▶ **Provided entries**
**********
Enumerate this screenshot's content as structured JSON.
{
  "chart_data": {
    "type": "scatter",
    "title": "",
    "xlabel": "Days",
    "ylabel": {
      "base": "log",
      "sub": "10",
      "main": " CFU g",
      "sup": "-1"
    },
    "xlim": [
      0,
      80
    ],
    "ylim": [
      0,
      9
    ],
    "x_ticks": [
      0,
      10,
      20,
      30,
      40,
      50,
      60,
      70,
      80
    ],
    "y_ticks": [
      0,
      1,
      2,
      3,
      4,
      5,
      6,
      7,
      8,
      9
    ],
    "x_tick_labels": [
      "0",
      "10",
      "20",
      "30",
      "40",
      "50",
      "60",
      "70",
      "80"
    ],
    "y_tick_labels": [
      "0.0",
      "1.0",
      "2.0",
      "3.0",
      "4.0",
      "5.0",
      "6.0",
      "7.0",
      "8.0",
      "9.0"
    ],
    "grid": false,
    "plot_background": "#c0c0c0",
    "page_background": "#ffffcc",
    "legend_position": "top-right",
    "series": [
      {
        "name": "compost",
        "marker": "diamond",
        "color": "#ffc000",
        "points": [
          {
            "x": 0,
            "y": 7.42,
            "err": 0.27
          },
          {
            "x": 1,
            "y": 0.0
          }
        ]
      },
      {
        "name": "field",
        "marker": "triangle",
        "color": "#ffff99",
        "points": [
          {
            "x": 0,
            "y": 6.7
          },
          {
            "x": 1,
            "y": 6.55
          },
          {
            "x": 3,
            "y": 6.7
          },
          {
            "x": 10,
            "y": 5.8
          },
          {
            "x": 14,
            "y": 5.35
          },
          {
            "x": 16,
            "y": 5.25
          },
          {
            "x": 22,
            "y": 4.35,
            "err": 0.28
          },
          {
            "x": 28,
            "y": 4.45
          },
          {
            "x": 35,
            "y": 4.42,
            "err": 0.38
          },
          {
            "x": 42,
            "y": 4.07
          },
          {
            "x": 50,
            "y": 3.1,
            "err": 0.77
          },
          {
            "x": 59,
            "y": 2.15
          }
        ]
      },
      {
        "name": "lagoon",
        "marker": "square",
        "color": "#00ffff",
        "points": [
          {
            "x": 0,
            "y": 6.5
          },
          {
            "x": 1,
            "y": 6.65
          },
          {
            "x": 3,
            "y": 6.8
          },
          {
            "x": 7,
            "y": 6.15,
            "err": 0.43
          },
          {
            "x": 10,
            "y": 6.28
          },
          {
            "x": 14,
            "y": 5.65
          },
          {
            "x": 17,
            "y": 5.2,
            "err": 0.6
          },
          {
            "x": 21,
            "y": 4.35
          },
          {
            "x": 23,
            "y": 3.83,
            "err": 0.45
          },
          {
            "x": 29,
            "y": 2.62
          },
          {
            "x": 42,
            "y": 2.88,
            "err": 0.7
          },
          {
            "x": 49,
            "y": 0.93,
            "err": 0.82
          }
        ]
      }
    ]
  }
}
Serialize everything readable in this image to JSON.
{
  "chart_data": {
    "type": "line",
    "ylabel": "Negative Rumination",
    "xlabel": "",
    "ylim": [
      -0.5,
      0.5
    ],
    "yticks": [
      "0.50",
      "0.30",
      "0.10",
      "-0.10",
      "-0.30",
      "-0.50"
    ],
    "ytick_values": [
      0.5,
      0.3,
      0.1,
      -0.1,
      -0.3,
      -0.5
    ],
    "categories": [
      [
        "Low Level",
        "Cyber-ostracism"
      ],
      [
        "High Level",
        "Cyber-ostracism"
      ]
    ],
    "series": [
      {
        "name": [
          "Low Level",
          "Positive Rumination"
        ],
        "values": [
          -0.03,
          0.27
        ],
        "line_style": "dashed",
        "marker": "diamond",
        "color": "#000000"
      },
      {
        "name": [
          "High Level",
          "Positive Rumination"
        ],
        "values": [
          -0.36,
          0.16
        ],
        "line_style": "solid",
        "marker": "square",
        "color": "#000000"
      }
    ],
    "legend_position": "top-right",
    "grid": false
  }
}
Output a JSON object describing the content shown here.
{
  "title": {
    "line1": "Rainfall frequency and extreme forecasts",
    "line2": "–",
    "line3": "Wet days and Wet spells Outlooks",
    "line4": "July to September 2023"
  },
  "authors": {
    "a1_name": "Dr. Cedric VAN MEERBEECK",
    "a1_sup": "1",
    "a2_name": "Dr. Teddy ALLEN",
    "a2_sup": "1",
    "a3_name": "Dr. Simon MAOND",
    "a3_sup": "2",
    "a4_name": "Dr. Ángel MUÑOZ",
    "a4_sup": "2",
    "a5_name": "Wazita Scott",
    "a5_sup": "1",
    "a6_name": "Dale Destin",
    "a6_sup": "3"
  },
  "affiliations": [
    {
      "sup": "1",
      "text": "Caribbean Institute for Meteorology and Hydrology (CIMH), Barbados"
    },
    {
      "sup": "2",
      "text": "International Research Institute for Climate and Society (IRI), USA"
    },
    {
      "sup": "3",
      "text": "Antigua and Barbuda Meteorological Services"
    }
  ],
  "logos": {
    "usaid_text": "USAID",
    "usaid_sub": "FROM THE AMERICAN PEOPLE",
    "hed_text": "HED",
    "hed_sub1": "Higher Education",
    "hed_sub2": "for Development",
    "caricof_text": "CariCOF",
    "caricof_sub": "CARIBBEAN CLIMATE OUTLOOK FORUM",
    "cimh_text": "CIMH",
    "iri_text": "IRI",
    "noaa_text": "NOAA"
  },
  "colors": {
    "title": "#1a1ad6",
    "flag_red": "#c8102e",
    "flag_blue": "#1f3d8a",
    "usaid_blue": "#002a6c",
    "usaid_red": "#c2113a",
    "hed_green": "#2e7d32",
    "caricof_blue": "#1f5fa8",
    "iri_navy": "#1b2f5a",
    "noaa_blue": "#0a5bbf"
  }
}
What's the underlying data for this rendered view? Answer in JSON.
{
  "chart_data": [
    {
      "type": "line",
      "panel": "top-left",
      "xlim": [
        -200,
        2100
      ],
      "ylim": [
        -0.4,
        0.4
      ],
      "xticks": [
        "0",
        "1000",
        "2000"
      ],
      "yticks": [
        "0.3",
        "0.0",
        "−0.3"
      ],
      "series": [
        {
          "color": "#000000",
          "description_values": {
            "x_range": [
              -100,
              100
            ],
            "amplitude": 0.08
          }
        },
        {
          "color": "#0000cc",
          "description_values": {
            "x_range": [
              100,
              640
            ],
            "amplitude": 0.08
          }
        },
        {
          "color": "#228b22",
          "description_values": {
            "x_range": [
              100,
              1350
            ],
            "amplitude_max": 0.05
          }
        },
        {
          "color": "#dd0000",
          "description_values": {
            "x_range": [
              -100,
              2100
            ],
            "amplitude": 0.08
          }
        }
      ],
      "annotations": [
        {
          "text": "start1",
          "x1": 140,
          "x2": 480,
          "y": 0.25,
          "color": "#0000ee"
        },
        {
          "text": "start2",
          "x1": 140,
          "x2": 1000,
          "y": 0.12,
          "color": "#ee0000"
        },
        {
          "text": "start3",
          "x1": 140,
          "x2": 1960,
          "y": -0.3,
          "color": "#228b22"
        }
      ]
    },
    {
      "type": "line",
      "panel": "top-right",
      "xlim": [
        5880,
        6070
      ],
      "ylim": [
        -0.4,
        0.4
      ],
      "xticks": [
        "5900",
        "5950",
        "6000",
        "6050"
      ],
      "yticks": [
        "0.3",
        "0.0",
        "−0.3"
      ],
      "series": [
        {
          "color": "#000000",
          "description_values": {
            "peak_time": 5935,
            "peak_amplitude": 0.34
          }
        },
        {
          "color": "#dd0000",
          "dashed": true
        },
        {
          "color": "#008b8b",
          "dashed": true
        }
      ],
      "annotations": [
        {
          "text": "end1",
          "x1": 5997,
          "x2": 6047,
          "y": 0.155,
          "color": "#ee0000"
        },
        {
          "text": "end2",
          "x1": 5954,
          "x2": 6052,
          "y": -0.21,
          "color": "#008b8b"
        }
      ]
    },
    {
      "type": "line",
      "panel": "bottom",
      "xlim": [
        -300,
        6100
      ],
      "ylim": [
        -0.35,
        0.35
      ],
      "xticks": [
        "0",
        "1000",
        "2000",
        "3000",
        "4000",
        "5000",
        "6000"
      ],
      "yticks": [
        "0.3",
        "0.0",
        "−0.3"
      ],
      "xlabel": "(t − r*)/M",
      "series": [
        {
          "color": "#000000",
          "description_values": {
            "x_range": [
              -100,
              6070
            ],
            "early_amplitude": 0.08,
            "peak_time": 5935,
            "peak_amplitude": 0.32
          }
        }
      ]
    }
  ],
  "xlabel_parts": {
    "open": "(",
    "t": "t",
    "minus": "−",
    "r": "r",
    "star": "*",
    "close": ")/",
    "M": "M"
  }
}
**********
▶ **Stated problem**
Give only a number: how many lines of the data hold the string "content"?

▶ **Exercise response**
2